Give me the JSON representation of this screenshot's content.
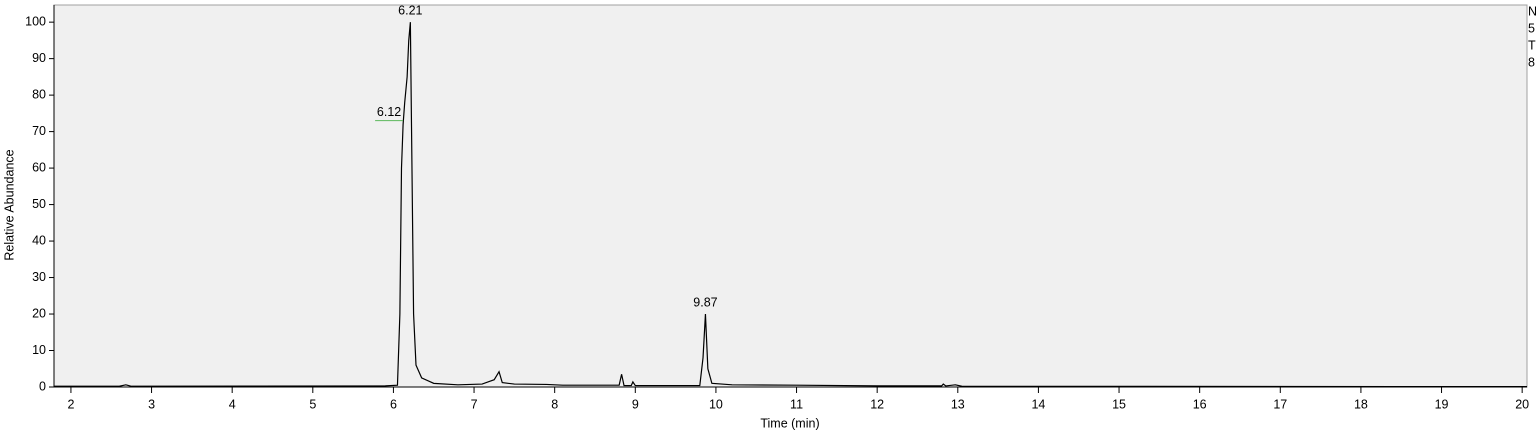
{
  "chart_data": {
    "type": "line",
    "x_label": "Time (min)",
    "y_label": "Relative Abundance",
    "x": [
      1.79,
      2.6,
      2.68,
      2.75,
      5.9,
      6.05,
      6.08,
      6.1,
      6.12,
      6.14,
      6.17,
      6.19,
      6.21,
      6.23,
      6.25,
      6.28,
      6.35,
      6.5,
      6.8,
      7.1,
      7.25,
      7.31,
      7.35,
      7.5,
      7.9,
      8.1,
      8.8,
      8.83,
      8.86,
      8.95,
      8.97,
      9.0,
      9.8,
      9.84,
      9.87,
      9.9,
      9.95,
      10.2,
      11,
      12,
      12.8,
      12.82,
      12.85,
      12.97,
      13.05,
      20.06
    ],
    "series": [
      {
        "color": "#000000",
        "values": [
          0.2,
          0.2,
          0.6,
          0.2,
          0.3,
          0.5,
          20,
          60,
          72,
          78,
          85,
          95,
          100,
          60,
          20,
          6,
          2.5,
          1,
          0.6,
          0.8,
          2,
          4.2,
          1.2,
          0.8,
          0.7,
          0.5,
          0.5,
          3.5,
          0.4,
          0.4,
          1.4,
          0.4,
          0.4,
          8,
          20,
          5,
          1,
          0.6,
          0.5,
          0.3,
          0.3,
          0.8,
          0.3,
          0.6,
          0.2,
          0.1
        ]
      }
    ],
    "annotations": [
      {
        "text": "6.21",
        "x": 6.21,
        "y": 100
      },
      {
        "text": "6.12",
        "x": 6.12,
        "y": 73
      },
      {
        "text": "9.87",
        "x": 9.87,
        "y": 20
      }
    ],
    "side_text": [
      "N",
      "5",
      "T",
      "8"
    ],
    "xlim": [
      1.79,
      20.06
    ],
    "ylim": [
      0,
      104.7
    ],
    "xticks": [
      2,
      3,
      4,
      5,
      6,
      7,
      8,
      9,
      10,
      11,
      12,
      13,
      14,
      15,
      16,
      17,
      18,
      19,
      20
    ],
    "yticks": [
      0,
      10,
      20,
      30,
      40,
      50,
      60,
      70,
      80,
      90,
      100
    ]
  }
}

...

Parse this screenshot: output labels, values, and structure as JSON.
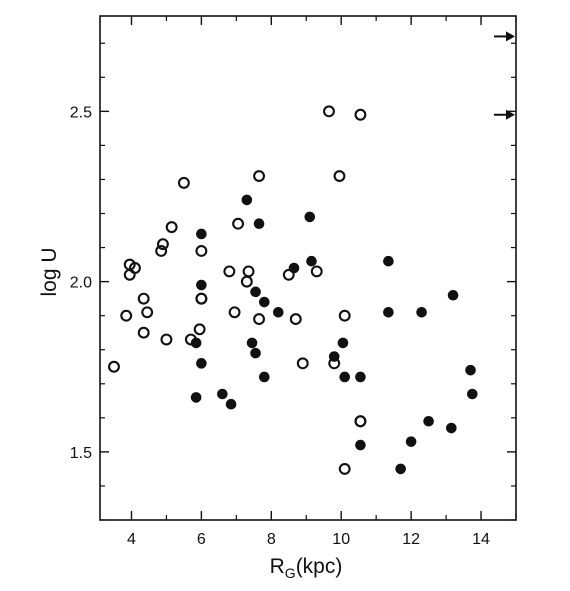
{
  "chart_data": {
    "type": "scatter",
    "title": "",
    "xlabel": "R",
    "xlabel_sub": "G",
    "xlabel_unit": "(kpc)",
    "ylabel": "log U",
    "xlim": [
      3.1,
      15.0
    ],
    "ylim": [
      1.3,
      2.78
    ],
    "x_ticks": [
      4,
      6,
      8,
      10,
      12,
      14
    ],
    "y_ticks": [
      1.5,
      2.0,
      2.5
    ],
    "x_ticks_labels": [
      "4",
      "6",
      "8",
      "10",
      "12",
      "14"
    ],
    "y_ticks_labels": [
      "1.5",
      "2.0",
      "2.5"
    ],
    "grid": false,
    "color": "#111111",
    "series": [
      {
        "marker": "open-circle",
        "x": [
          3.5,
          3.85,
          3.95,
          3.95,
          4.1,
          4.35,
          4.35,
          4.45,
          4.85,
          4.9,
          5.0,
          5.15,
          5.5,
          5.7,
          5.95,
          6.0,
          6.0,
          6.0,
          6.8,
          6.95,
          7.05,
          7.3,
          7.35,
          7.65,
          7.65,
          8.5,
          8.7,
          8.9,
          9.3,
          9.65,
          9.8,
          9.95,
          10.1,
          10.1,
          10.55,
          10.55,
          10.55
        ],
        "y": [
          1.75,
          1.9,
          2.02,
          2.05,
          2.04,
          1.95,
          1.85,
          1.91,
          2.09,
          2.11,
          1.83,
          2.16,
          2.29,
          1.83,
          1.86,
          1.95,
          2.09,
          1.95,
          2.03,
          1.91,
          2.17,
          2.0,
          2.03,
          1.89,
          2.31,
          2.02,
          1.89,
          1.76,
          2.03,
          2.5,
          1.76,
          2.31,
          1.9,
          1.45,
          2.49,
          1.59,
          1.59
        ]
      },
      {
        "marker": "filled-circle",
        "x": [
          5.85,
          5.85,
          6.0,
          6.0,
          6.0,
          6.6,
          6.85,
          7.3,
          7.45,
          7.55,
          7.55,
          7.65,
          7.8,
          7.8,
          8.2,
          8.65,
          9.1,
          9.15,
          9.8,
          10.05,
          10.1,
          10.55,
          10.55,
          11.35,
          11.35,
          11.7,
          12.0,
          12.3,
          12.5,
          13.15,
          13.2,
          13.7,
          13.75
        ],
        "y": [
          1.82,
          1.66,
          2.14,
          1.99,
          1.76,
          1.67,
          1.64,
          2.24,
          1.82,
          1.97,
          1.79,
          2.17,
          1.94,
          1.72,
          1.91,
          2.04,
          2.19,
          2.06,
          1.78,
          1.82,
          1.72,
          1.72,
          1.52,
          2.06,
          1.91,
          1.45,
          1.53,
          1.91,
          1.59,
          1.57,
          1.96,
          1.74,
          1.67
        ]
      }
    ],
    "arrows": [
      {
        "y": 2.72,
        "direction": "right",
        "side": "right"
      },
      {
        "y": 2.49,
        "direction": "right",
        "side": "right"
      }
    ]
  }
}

◆ PROBLEM REQUIREMENTS: Scan the material above for the word "this". Copy each line where it occurs.

◆ WRITTEN ANSWER:
Give me the JSON representation of this screenshot's content.
Parse this screenshot: output labels, values, and structure as JSON.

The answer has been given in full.